◆ Data for this task ◆
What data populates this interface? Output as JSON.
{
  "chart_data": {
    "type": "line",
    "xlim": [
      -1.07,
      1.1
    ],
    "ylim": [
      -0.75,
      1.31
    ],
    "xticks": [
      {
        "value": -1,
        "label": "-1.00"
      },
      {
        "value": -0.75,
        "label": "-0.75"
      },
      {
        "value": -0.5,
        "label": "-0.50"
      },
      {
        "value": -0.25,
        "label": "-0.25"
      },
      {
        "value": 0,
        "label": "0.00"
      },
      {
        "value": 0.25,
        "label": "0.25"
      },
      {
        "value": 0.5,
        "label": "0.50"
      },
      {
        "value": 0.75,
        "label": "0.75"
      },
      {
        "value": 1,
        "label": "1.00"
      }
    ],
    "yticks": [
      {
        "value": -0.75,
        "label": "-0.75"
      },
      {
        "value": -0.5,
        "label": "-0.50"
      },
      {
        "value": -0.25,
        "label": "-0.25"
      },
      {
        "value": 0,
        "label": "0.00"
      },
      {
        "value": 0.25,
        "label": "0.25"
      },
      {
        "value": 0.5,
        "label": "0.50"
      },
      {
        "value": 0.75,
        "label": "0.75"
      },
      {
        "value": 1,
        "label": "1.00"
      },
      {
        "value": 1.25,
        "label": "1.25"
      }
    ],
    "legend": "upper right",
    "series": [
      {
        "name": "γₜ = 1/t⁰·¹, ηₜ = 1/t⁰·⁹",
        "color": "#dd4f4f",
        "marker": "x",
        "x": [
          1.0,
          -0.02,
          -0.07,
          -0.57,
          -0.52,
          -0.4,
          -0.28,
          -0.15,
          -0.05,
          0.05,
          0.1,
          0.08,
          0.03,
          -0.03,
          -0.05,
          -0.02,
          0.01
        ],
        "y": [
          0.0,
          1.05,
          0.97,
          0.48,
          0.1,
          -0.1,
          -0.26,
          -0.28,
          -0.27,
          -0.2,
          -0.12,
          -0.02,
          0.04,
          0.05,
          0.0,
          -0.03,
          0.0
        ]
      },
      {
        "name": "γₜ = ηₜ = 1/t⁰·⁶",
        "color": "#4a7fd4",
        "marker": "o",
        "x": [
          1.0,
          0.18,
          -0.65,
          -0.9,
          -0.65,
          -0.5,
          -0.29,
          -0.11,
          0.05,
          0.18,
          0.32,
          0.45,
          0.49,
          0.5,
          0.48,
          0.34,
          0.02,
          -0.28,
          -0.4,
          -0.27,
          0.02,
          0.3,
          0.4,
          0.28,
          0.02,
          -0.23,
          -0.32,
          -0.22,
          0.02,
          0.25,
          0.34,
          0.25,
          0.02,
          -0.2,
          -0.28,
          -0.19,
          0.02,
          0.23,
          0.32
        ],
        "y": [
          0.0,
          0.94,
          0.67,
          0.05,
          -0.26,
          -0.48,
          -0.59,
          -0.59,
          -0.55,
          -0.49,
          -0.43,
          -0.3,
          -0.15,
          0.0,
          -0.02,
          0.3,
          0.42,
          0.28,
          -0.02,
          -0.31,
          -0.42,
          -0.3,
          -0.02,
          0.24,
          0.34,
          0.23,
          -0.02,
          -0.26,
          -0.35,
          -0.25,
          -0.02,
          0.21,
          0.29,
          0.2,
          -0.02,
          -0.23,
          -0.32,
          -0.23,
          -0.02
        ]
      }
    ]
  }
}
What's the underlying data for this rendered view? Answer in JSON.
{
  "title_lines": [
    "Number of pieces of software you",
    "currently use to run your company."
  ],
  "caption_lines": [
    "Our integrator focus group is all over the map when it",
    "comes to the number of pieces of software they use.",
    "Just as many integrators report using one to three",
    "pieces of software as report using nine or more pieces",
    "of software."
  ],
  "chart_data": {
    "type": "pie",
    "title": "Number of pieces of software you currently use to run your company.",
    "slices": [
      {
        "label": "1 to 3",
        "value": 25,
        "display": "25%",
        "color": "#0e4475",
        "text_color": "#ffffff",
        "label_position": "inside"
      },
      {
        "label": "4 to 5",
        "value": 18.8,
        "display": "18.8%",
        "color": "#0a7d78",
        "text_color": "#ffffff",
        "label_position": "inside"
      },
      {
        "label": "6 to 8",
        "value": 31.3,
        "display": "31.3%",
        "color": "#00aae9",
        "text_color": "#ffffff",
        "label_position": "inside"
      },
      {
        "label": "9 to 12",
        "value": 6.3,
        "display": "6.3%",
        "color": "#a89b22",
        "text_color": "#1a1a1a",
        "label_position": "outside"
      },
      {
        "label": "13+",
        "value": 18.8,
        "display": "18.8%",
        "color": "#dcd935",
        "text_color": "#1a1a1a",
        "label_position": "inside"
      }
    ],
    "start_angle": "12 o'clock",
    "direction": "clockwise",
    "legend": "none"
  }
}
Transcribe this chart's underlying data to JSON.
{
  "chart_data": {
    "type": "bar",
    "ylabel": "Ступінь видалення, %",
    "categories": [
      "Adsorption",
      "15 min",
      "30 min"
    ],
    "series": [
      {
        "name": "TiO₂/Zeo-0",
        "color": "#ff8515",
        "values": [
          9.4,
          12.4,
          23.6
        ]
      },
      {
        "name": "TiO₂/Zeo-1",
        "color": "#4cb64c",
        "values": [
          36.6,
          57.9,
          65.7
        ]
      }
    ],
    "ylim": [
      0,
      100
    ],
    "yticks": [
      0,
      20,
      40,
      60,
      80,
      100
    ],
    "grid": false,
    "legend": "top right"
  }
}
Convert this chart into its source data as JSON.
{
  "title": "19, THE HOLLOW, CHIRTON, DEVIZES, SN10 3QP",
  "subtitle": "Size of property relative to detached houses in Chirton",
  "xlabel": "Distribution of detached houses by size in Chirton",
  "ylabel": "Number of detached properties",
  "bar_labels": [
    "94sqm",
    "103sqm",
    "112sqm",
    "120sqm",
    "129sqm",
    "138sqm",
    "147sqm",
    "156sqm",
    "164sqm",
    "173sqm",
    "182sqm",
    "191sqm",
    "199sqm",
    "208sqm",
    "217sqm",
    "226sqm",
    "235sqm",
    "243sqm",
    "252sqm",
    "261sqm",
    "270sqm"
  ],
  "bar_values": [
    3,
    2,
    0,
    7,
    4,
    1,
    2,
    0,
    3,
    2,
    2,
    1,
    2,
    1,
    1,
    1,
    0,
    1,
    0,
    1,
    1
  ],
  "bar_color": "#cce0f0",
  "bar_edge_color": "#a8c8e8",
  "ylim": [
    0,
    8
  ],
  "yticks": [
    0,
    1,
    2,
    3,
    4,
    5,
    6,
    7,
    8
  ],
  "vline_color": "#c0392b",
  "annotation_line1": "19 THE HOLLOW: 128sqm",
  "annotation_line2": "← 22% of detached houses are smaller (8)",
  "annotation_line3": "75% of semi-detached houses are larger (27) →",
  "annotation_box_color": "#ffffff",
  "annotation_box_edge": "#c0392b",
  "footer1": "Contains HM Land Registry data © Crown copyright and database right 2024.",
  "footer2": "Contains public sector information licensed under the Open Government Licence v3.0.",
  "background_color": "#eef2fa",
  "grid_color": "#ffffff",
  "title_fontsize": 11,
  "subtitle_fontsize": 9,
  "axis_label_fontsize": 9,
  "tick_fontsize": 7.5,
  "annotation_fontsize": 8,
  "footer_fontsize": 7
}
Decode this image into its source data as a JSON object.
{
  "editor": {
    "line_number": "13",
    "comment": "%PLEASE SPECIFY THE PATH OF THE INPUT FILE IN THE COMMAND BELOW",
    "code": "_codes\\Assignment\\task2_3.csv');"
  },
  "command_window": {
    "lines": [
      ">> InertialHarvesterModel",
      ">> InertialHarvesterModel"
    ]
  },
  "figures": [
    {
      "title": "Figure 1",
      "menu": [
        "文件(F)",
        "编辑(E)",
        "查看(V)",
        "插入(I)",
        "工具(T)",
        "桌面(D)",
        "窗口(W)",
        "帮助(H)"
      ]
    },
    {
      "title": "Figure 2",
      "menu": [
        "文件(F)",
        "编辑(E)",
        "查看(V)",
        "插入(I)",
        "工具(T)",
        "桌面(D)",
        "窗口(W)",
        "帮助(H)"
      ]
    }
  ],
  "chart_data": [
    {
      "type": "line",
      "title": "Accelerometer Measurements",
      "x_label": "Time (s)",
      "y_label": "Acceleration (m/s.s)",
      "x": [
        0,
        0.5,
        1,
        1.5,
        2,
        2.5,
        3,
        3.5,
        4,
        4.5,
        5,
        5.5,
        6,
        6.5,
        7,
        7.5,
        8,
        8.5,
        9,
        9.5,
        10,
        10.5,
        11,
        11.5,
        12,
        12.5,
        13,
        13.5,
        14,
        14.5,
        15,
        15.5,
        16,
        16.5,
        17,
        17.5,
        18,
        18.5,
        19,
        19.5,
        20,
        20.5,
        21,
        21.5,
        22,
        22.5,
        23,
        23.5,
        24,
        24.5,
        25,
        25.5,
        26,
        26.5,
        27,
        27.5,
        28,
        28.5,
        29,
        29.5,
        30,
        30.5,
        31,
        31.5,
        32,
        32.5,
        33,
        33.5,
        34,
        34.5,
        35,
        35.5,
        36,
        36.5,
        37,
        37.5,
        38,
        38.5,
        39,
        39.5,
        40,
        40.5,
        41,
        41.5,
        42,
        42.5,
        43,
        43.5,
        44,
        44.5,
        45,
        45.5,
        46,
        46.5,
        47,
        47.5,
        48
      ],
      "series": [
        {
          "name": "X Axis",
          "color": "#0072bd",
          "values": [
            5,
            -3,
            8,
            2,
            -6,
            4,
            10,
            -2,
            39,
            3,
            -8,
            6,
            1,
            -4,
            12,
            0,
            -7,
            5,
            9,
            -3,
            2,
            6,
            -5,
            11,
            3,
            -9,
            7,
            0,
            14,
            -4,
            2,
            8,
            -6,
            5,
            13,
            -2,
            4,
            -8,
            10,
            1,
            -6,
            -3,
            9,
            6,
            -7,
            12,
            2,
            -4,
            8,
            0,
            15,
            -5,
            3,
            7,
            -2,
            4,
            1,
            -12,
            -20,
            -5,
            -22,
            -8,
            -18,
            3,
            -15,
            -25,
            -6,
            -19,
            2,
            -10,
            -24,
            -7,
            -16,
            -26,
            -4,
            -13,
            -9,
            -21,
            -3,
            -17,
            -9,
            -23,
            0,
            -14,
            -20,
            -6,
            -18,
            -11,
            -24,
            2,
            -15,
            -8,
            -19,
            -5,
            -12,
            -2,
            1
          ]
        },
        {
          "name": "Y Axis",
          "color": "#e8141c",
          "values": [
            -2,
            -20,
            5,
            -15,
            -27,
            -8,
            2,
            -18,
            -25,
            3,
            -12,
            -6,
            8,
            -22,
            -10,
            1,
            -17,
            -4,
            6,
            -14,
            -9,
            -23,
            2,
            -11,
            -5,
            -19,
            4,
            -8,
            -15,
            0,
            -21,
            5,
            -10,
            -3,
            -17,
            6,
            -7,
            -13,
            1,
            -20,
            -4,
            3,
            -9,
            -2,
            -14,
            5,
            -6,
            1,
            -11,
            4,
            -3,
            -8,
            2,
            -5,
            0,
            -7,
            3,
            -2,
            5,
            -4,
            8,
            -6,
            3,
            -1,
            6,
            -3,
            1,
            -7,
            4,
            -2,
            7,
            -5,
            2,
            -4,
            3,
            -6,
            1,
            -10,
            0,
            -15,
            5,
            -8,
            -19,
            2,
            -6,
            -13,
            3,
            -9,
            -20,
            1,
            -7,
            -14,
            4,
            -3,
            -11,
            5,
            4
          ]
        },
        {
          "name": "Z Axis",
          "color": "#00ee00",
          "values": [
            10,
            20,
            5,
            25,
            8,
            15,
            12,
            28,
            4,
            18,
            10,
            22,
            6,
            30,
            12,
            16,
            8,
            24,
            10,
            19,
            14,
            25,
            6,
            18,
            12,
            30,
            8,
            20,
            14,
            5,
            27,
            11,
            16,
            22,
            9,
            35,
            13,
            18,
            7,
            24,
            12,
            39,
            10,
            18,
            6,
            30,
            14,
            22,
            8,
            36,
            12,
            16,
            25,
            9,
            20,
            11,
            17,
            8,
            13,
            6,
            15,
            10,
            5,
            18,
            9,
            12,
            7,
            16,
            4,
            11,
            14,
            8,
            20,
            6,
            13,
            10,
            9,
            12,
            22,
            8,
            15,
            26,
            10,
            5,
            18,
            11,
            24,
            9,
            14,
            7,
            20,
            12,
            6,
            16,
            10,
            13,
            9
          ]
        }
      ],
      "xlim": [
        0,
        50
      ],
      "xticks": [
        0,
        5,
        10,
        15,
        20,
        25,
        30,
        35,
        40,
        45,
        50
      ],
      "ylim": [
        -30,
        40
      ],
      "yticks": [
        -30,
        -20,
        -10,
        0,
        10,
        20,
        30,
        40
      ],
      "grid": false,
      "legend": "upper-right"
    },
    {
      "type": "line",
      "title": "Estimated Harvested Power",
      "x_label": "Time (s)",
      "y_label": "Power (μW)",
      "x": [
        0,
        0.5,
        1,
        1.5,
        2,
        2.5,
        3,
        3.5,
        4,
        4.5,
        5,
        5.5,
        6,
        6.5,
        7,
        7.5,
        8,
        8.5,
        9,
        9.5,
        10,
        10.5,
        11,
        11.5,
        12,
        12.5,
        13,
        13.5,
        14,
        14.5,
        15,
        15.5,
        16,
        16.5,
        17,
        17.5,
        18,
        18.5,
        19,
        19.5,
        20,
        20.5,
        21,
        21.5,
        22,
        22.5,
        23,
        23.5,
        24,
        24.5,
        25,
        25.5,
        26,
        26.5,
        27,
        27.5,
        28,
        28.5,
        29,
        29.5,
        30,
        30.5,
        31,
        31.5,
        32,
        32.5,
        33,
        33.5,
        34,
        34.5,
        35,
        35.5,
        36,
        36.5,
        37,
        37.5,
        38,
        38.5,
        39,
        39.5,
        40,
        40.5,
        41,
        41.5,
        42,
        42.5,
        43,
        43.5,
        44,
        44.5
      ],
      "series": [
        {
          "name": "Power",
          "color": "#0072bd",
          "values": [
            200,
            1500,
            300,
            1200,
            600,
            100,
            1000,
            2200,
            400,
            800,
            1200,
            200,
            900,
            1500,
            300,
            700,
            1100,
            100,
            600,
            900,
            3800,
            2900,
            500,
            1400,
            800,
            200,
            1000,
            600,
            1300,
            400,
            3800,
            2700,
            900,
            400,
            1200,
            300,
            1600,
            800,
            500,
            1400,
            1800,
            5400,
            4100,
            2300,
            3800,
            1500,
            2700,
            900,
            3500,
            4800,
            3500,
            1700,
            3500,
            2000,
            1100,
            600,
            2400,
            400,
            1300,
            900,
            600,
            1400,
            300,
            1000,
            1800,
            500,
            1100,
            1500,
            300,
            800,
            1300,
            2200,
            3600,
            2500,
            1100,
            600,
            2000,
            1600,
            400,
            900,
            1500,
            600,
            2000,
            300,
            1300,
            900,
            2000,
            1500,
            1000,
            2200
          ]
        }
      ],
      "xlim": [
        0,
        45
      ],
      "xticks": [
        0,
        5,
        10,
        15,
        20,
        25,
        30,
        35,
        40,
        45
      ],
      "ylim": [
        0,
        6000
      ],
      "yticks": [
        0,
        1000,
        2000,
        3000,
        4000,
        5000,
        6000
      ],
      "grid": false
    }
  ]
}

◆ Directions ◆
List all lines where "Power" occurs.

◆ Completed task ◆
      "title": "Estimated Harvested Power",
      "y_label": "Power (μW)",
          "name": "Power",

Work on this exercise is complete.